Listed below are entries; give the number of lines among them that include "label", and only that number.
# Start of Task material
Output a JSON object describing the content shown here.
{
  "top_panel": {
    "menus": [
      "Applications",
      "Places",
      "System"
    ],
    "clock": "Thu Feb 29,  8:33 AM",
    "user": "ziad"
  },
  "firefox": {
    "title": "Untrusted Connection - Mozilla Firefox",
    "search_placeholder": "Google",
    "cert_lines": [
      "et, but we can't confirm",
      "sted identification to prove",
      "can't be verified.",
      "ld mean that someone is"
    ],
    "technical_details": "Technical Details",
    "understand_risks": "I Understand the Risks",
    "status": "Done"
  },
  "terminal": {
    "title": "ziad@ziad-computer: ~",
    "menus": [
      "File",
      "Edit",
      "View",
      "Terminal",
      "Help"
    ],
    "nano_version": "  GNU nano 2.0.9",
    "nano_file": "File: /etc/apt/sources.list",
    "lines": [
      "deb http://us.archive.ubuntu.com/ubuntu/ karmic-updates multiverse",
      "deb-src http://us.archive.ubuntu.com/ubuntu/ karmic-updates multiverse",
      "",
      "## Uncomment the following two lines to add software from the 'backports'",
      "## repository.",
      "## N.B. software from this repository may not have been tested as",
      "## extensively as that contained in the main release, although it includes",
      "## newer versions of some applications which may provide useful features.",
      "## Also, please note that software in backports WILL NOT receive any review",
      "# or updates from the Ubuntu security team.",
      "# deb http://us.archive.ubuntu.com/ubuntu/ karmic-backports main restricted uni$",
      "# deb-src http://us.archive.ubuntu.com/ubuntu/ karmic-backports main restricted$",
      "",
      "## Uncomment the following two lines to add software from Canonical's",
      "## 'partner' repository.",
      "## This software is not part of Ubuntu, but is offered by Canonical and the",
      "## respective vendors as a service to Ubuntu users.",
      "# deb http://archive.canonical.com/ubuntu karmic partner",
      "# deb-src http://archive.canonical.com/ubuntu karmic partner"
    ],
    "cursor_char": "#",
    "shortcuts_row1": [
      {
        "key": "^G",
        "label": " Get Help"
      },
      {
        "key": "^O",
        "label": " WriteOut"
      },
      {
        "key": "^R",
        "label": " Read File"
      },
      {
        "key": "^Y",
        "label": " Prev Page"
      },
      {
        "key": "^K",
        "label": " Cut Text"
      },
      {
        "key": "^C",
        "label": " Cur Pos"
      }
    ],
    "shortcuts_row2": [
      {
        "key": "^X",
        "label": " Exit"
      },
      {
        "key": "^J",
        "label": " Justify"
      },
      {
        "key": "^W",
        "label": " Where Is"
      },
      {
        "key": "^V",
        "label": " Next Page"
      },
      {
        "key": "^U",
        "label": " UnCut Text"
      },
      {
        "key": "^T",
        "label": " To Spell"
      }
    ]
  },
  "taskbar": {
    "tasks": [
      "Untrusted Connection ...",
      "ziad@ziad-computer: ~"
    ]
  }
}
# End of Task material
* Solution below:
12